--- BEGIN EXTRACTED ENTRIES ---
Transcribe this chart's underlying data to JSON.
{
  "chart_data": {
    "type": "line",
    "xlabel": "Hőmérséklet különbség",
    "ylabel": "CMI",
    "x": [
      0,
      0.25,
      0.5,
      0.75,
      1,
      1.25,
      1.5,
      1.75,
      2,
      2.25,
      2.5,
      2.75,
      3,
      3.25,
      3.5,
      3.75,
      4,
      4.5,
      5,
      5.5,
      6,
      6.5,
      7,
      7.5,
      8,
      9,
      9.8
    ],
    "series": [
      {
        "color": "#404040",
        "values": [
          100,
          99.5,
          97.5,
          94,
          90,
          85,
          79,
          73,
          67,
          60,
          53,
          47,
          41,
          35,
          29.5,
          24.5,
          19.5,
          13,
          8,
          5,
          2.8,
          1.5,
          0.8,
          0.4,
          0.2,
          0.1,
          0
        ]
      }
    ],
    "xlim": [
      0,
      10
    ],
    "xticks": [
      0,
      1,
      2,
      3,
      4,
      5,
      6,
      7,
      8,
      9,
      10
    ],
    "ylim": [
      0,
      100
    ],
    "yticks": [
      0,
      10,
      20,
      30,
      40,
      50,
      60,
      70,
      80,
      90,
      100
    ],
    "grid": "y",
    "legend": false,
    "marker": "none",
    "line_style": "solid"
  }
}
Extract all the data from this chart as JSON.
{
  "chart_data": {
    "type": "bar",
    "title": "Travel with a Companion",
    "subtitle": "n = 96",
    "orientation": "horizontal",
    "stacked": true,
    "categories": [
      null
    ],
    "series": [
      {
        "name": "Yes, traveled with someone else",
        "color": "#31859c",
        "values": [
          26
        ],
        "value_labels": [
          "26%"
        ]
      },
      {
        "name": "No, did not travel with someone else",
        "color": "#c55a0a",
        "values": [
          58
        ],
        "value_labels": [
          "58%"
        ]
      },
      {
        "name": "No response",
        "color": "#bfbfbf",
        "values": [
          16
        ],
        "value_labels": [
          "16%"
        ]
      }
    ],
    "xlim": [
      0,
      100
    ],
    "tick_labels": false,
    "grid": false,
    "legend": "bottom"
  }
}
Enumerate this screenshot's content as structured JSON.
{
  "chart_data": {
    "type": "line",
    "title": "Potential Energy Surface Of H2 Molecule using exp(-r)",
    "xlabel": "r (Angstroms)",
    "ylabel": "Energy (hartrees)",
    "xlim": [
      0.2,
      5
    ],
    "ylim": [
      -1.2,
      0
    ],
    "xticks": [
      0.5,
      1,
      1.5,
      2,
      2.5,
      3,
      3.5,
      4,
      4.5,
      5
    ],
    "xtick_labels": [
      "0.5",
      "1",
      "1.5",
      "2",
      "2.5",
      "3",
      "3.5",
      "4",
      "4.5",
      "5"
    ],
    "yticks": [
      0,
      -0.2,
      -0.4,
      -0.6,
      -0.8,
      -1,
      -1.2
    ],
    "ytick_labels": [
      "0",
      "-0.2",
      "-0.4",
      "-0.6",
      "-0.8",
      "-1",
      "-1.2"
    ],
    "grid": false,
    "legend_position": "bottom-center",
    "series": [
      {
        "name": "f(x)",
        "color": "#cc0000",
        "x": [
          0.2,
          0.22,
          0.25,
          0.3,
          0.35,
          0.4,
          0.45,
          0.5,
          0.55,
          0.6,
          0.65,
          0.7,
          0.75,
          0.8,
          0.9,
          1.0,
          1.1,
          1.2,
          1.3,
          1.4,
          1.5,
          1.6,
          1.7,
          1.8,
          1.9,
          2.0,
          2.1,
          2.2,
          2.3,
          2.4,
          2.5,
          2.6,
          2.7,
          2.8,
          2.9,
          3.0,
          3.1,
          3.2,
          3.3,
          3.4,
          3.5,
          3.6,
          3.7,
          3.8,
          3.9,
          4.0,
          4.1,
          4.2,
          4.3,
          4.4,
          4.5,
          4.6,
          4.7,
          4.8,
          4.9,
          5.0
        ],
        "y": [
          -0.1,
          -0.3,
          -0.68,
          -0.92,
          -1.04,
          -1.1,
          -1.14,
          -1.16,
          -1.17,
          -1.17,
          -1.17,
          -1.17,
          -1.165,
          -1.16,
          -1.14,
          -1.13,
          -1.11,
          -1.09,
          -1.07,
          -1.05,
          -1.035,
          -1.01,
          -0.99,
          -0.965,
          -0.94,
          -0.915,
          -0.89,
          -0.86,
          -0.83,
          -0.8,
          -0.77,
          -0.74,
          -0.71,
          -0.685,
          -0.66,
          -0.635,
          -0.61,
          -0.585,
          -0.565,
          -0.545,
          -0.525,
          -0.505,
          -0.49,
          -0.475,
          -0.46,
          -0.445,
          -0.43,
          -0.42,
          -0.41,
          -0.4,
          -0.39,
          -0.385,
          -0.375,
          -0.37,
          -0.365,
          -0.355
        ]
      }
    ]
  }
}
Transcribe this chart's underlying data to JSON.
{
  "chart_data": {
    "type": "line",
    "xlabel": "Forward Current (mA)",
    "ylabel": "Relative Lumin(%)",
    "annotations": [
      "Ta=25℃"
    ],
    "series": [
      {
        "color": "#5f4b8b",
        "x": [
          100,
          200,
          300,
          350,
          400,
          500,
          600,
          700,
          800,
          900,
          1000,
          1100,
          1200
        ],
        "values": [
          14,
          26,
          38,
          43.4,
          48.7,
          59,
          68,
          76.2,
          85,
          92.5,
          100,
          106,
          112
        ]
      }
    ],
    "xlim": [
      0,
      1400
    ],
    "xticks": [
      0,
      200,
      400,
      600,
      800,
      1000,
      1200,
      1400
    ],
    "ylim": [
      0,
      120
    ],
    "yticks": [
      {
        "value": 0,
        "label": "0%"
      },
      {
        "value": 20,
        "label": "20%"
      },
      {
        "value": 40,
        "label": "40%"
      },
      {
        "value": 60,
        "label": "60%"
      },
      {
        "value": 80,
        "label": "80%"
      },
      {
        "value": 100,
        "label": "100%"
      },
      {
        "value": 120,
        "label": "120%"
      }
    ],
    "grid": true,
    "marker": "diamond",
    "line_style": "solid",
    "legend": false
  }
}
--- END EXTRACTED ENTRIES ---
**WORK TO DO:**
Write out the data exactly as it stands.

**FINAL RESULT:**
Transcribe this chart's underlying data to JSON.
{
  "chart_data": {
    "type": "line",
    "xlabel": "Hőmérséklet különbség",
    "ylabel": "CMI",
    "x": [
      0,
      0.25,
      0.5,
      0.75,
      1,
      1.25,
      1.5,
      1.75,
      2,
      2.25,
      2.5,
      2.75,
      3,
      3.25,
      3.5,
      3.75,
      4,
      4.5,
      5,
      5.5,
      6,
      6.5,
      7,
      7.5,
      8,
      9,
      9.8
    ],
    "series": [
      {
        "color": "#404040",
        "values": [
          100,
          99.5,
          97.5,
          94,
          90,
          85,
          79,
          73,
          67,
          60,
          53,
          47,
          41,
          35,
          29.5,
          24.5,
          19.5,
          13,
          8,
          5,
          2.8,
          1.5,
          0.8,
          0.4,
          0.2,
          0.1,
          0
        ]
      }
    ],
    "xlim": [
      0,
      10
    ],
    "xticks": [
      0,
      1,
      2,
      3,
      4,
      5,
      6,
      7,
      8,
      9,
      10
    ],
    "ylim": [
      0,
      100
    ],
    "yticks": [
      0,
      10,
      20,
      30,
      40,
      50,
      60,
      70,
      80,
      90,
      100
    ],
    "grid": "y",
    "legend": false,
    "marker": "none",
    "line_style": "solid"
  }
}
Extract all the data from this chart as JSON.
{
  "chart_data": {
    "type": "bar",
    "title": "Travel with a Companion",
    "subtitle": "n = 96",
    "orientation": "horizontal",
    "stacked": true,
    "categories": [
      null
    ],
    "series": [
      {
        "name": "Yes, traveled with someone else",
        "color": "#31859c",
        "values": [
          26
        ],
        "value_labels": [
          "26%"
        ]
      },
      {
        "name": "No, did not travel with someone else",
        "color": "#c55a0a",
        "values": [
          58
        ],
        "value_labels": [
          "58%"
        ]
      },
      {
        "name": "No response",
        "color": "#bfbfbf",
        "values": [
          16
        ],
        "value_labels": [
          "16%"
        ]
      }
    ],
    "xlim": [
      0,
      100
    ],
    "tick_labels": false,
    "grid": false,
    "legend": "bottom"
  }
}
Enumerate this screenshot's content as structured JSON.
{
  "chart_data": {
    "type": "line",
    "title": "Potential Energy Surface Of H2 Molecule using exp(-r)",
    "xlabel": "r (Angstroms)",
    "ylabel": "Energy (hartrees)",
    "xlim": [
      0.2,
      5
    ],
    "ylim": [
      -1.2,
      0
    ],
    "xticks": [
      0.5,
      1,
      1.5,
      2,
      2.5,
      3,
      3.5,
      4,
      4.5,
      5
    ],
    "xtick_labels": [
      "0.5",
      "1",
      "1.5",
      "2",
      "2.5",
      "3",
      "3.5",
      "4",
      "4.5",
      "5"
    ],
    "yticks": [
      0,
      -0.2,
      -0.4,
      -0.6,
      -0.8,
      -1,
      -1.2
    ],
    "ytick_labels": [
      "0",
      "-0.2",
      "-0.4",
      "-0.6",
      "-0.8",
      "-1",
      "-1.2"
    ],
    "grid": false,
    "legend_position": "bottom-center",
    "series": [
      {
        "name": "f(x)",
        "color": "#cc0000",
        "x": [
          0.2,
          0.22,
          0.25,
          0.3,
          0.35,
          0.4,
          0.45,
          0.5,
          0.55,
          0.6,
          0.65,
          0.7,
          0.75,
          0.8,
          0.9,
          1.0,
          1.1,
          1.2,
          1.3,
          1.4,
          1.5,
          1.6,
          1.7,
          1.8,
          1.9,
          2.0,
          2.1,
          2.2,
          2.3,
          2.4,
          2.5,
          2.6,
          2.7,
          2.8,
          2.9,
          3.0,
          3.1,
          3.2,
          3.3,
          3.4,
          3.5,
          3.6,
          3.7,
          3.8,
          3.9,
          4.0,
          4.1,
          4.2,
          4.3,
          4.4,
          4.5,
          4.6,
          4.7,
          4.8,
          4.9,
          5.0
        ],
        "y": [
          -0.1,
          -0.3,
          -0.68,
          -0.92,
          -1.04,
          -1.1,
          -1.14,
          -1.16,
          -1.17,
          -1.17,
          -1.17,
          -1.17,
          -1.165,
          -1.16,
          -1.14,
          -1.13,
          -1.11,
          -1.09,
          -1.07,
          -1.05,
          -1.035,
          -1.01,
          -0.99,
          -0.965,
          -0.94,
          -0.915,
          -0.89,
          -0.86,
          -0.83,
          -0.8,
          -0.77,
          -0.74,
          -0.71,
          -0.685,
          -0.66,
          -0.635,
          -0.61,
          -0.585,
          -0.565,
          -0.545,
          -0.525,
          -0.505,
          -0.49,
          -0.475,
          -0.46,
          -0.445,
          -0.43,
          -0.42,
          -0.41,
          -0.4,
          -0.39,
          -0.385,
          -0.375,
          -0.37,
          -0.365,
          -0.355
        ]
      }
    ]
  }
}
Transcribe this chart's underlying data to JSON.
{
  "chart_data": {
    "type": "line",
    "xlabel": "Forward Current (mA)",
    "ylabel": "Relative Lumin(%)",
    "annotations": [
      "Ta=25℃"
    ],
    "series": [
      {
        "color": "#5f4b8b",
        "x": [
          100,
          200,
          300,
          350,
          400,
          500,
          600,
          700,
          800,
          900,
          1000,
          1100,
          1200
        ],
        "values": [
          14,
          26,
          38,
          43.4,
          48.7,
          59,
          68,
          76.2,
          85,
          92.5,
          100,
          106,
          112
        ]
      }
    ],
    "xlim": [
      0,
      1400
    ],
    "xticks": [
      0,
      200,
      400,
      600,
      800,
      1000,
      1200,
      1400
    ],
    "ylim": [
      0,
      120
    ],
    "yticks": [
      {
        "value": 0,
        "label": "0%"
      },
      {
        "value": 20,
        "label": "20%"
      },
      {
        "value": 40,
        "label": "40%"
      },
      {
        "value": 60,
        "label": "60%"
      },
      {
        "value": 80,
        "label": "80%"
      },
      {
        "value": 100,
        "label": "100%"
      },
      {
        "value": 120,
        "label": "120%"
      }
    ],
    "grid": true,
    "marker": "diamond",
    "line_style": "solid",
    "legend": false
  }
}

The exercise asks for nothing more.